▸ **DIRECTIONS FOR THIS TASK**
In the data, extract each line that holds the string "series".

▸ **DATASET EXTRACT**
========================================

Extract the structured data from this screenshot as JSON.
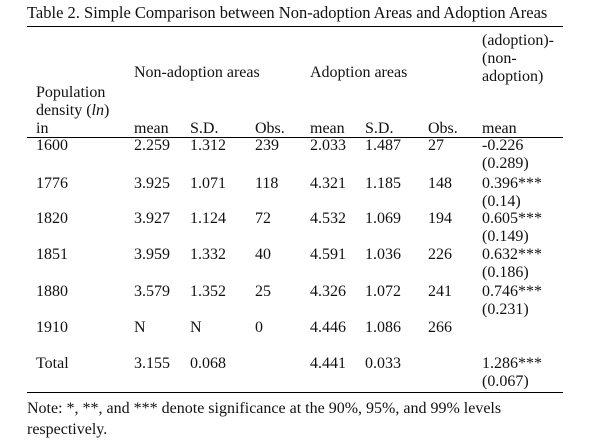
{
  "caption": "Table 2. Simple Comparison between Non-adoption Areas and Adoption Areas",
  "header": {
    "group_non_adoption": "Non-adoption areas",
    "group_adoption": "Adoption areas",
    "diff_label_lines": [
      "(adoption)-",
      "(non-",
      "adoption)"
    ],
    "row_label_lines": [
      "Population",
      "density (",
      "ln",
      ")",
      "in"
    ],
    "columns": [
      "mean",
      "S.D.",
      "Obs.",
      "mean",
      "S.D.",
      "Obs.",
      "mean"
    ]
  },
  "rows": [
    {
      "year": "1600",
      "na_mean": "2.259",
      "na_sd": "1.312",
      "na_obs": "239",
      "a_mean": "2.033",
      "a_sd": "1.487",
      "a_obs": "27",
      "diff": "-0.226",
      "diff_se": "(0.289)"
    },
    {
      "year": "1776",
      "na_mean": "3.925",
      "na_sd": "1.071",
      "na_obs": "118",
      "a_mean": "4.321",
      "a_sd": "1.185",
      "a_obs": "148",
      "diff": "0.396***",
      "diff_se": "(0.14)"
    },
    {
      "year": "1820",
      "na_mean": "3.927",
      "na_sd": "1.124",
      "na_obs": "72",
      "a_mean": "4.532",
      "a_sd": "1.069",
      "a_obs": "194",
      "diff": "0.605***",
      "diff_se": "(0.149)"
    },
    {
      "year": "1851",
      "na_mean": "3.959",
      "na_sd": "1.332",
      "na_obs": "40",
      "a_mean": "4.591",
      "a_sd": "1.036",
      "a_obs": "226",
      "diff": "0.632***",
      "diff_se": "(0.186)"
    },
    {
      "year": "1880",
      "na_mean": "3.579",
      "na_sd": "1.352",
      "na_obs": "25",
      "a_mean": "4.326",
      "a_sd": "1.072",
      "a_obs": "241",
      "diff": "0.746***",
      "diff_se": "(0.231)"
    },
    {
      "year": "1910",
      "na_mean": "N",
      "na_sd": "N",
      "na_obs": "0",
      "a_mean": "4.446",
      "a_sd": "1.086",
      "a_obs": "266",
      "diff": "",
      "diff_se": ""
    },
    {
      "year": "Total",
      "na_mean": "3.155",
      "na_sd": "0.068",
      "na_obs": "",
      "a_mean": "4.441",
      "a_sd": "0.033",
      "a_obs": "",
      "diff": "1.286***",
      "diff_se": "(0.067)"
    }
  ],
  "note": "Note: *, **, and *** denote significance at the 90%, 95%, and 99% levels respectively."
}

========================================

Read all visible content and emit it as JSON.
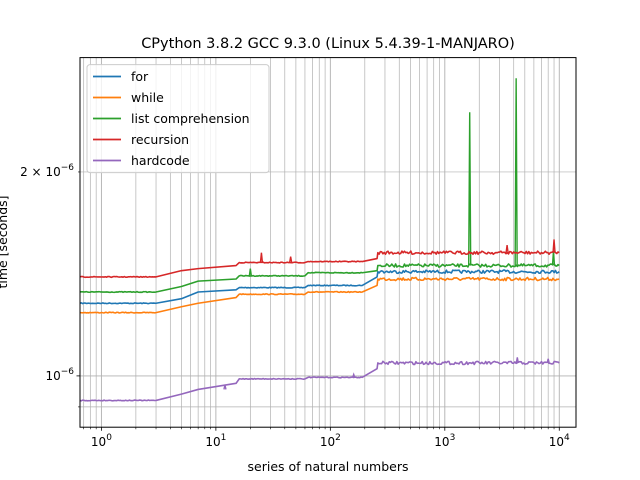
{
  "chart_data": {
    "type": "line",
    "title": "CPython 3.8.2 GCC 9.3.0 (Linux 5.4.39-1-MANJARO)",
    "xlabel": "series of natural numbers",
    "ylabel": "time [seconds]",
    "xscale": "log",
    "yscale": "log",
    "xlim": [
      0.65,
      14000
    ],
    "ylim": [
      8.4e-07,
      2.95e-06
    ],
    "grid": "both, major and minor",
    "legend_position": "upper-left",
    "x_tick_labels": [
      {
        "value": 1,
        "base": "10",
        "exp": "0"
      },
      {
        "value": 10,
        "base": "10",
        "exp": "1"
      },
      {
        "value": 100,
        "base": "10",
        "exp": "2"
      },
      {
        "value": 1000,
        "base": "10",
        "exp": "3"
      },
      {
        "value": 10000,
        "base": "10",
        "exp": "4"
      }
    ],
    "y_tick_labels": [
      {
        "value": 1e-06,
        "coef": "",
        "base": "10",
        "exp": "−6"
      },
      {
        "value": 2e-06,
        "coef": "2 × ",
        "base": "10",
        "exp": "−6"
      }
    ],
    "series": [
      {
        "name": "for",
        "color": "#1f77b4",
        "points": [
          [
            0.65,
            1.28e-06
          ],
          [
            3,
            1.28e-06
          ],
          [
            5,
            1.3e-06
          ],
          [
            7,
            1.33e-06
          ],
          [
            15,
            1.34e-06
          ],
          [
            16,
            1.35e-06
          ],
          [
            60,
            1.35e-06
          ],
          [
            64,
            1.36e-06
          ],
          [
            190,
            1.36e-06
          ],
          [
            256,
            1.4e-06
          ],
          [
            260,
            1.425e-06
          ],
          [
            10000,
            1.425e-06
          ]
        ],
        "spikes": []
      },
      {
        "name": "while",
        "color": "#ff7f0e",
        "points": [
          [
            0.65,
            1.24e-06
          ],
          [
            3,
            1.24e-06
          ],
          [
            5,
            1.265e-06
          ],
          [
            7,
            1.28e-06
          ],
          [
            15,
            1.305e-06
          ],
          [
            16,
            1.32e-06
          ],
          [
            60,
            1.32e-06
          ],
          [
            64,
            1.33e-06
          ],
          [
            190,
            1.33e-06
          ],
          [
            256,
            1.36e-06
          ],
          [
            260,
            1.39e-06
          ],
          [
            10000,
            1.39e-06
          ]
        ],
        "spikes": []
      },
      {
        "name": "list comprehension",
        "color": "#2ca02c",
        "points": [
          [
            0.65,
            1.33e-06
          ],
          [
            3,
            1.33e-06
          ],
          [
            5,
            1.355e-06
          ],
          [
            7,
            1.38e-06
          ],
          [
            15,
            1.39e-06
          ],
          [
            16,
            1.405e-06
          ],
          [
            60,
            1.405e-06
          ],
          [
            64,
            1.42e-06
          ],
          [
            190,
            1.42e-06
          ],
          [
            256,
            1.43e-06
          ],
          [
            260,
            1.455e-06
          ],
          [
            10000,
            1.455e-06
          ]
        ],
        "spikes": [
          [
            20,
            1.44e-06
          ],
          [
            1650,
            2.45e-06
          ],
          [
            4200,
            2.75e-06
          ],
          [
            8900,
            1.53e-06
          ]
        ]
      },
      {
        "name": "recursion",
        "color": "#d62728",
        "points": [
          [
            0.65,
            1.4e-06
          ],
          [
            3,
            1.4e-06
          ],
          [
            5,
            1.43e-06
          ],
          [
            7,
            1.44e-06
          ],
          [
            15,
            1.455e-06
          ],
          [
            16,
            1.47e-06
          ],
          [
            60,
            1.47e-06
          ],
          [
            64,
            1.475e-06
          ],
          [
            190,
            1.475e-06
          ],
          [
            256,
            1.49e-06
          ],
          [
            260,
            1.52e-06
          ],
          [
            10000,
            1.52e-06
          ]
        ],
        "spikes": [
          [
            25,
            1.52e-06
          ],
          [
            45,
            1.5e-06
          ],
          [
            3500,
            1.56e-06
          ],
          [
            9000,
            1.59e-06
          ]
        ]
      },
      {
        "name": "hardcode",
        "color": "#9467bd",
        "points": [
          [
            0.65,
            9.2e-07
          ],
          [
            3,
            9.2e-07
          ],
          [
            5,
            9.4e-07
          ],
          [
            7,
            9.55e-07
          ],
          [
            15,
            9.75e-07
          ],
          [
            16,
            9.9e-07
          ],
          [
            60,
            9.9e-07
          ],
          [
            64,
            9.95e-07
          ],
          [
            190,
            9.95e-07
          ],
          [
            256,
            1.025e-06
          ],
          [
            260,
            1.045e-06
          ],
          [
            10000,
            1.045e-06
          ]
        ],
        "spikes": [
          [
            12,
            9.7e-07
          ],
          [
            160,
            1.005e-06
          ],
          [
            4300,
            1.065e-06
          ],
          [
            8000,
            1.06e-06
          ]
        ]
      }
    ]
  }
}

========================================

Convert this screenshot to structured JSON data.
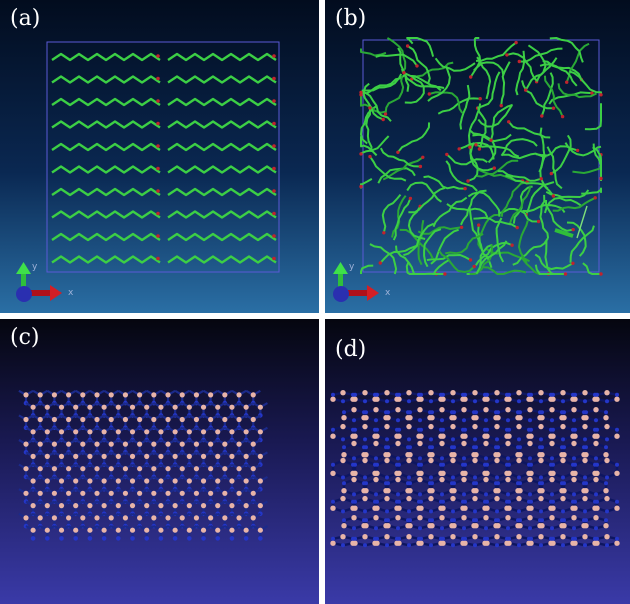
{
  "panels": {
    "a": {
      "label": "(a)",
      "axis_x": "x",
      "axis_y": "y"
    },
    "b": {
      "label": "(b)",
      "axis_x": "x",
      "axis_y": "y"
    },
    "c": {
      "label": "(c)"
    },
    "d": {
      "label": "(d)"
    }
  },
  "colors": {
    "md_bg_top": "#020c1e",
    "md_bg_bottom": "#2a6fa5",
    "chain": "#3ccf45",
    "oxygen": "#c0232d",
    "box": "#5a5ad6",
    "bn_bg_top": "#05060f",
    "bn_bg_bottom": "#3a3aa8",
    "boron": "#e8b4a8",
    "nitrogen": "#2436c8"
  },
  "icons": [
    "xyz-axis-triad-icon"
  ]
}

========================================

▸ **SOLUTION FOR THIS PROBLEM**
    "xlabel": "series of natural numbers",
    "series": [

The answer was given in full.